* BEGIN *
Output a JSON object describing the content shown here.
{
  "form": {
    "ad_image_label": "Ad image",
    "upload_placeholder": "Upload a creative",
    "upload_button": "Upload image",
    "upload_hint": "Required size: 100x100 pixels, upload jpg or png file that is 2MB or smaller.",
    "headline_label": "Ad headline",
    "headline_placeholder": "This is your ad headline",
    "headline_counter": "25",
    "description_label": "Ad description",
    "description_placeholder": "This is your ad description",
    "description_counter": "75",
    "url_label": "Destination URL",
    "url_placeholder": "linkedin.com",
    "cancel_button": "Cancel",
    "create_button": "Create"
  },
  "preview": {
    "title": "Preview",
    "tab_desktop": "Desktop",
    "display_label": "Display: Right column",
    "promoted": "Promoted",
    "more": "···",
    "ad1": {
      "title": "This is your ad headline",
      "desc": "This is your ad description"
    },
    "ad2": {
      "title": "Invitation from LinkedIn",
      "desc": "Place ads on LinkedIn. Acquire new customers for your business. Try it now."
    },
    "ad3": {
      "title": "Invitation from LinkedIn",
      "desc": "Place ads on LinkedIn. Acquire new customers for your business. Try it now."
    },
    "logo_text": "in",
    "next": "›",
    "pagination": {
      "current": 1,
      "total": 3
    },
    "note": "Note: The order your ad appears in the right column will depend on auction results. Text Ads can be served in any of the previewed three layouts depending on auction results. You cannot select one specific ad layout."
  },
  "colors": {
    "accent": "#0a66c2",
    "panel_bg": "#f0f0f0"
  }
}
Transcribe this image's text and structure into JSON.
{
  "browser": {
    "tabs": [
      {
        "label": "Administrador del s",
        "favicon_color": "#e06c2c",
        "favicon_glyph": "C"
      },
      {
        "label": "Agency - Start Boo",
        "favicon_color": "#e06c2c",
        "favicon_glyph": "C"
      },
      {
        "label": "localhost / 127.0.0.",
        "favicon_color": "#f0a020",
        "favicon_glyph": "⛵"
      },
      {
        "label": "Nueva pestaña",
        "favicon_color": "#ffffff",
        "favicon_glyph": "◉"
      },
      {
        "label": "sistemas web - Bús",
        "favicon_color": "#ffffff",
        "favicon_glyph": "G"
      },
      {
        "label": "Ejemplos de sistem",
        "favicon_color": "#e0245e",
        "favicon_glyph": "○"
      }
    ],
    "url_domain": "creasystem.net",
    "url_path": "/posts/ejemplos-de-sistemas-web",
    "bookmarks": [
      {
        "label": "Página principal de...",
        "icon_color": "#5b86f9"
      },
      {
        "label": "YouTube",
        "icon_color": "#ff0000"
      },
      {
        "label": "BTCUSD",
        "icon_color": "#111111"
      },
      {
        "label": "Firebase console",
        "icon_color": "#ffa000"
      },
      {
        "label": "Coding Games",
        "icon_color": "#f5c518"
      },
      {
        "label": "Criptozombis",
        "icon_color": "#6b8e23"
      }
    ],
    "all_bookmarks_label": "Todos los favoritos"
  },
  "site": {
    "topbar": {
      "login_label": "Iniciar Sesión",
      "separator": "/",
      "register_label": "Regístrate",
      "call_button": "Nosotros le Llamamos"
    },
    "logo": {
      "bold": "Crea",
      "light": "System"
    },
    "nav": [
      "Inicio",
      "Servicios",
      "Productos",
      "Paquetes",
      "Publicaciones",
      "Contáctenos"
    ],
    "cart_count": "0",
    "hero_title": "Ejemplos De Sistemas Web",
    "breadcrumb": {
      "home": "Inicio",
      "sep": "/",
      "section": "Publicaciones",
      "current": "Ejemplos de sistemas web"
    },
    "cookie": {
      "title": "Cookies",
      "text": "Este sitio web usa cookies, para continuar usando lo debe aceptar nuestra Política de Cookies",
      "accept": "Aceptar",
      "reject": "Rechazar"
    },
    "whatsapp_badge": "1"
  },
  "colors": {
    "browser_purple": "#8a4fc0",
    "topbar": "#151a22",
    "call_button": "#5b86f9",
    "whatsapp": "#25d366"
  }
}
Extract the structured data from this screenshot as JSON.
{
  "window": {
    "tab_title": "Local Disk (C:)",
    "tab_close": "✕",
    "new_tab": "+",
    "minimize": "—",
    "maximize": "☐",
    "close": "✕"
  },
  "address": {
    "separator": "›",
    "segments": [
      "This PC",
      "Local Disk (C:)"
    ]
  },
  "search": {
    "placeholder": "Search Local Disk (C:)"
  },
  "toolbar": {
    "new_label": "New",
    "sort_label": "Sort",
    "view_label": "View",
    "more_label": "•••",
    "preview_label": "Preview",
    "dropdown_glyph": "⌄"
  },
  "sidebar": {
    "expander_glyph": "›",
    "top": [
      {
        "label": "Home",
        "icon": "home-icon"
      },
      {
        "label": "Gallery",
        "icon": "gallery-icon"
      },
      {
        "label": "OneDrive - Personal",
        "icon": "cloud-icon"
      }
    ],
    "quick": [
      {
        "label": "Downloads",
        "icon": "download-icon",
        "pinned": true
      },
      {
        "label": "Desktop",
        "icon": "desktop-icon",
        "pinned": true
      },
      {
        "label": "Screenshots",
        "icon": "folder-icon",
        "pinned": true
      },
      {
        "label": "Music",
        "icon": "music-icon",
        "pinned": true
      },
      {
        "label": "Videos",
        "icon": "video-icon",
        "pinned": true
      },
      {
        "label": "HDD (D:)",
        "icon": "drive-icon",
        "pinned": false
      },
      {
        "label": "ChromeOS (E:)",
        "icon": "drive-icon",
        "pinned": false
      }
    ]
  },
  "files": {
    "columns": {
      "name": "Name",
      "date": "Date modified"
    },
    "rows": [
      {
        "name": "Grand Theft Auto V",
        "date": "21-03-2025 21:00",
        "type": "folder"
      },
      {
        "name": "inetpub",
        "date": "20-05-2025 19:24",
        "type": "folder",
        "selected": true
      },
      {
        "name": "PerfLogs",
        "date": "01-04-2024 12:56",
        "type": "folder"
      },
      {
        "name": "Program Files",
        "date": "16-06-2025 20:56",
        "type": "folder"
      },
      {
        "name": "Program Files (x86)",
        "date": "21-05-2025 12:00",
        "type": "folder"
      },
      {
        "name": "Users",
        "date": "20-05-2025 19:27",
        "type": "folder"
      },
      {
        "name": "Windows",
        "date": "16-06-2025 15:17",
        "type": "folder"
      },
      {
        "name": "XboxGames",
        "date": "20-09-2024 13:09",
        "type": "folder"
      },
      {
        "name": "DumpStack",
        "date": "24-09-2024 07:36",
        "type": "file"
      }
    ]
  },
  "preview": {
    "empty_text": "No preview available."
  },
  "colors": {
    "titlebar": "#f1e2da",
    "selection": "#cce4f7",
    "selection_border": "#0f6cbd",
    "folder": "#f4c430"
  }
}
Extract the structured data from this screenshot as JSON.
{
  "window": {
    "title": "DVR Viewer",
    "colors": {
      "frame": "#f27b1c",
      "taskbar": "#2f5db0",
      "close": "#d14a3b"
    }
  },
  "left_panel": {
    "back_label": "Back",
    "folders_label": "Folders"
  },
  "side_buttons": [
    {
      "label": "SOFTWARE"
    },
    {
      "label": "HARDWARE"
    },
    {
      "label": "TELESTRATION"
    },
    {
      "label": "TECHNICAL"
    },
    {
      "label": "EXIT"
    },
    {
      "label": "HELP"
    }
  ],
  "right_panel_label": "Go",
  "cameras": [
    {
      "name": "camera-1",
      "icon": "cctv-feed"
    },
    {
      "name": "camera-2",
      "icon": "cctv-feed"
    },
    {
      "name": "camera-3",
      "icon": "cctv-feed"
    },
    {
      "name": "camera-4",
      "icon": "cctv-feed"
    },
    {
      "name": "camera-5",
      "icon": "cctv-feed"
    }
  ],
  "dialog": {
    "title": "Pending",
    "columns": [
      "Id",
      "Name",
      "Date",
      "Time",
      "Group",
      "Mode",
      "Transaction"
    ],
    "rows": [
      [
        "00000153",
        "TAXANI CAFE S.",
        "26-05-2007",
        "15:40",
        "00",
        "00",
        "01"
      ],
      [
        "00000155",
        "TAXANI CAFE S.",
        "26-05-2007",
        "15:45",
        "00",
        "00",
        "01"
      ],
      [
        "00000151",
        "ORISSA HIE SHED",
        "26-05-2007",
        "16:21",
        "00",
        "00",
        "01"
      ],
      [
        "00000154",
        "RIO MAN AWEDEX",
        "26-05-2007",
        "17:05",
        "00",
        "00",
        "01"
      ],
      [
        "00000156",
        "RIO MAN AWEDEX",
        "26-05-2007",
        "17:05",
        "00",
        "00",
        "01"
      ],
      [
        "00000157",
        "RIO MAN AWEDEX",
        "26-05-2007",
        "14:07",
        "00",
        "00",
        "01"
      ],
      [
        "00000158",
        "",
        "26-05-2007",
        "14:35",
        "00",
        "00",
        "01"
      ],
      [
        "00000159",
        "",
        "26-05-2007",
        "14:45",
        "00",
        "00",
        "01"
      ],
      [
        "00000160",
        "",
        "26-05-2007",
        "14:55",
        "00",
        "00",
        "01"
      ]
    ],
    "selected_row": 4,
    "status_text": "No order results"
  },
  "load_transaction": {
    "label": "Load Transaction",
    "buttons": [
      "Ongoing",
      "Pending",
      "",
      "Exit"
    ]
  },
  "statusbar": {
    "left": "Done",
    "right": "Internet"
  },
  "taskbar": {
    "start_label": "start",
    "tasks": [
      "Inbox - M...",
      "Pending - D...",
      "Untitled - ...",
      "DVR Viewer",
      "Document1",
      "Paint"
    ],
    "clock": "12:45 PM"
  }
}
* END *
Of all the lines in the listing above, how many include "image"? Write only the number.

3